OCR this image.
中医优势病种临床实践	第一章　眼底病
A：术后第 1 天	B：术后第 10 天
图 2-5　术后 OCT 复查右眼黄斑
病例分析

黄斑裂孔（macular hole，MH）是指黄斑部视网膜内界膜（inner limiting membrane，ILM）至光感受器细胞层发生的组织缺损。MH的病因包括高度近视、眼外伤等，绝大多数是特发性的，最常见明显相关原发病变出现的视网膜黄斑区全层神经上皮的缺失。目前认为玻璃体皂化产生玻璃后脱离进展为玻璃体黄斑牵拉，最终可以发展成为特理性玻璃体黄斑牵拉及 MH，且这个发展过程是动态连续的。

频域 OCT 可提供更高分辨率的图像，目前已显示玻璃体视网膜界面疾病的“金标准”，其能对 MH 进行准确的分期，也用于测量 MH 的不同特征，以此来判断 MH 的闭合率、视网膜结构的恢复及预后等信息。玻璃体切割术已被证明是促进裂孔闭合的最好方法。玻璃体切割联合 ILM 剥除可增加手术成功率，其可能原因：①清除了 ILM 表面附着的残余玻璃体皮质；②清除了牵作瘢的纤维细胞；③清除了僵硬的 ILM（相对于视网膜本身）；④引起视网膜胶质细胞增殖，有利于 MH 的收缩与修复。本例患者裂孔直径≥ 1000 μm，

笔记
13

++++

→ **INSTRUCTION**
Write out every record shown above, word for word.

→ **WORKED SOLUTION**
OCR this image.
中医优势病种临床实践	第一章　眼底病
A：术后第 1 天	B：术后第 10 天
图 2-5　术后 OCT 复查右眼黄斑
病例分析

黄斑裂孔（macular hole，MH）是指黄斑部视网膜内界膜（inner limiting membrane，ILM）至光感受器细胞层发生的组织缺损。MH的病因包括高度近视、眼外伤等，绝大多数是特发性的，最常见明显相关原发病变出现的视网膜黄斑区全层神经上皮的缺失。目前认为玻璃体皂化产生玻璃后脱离进展为玻璃体黄斑牵拉，最终可以发展成为特理性玻璃体黄斑牵拉及 MH，且这个发展过程是动态连续的。

频域 OCT 可提供更高分辨率的图像，目前已显示玻璃体视网膜界面疾病的“金标准”，其能对 MH 进行准确的分期，也用于测量 MH 的不同特征，以此来判断 MH 的闭合率、视网膜结构的恢复及预后等信息。玻璃体切割术已被证明是促进裂孔闭合的最好方法。玻璃体切割联合 ILM 剥除可增加手术成功率，其可能原因：①清除了 ILM 表面附着的残余玻璃体皮质；②清除了牵作瘢的纤维细胞；③清除了僵硬的 ILM（相对于视网膜本身）；④引起视网膜胶质细胞增殖，有利于 MH 的收缩与修复。本例患者裂孔直径≥ 1000 μm，

笔记
13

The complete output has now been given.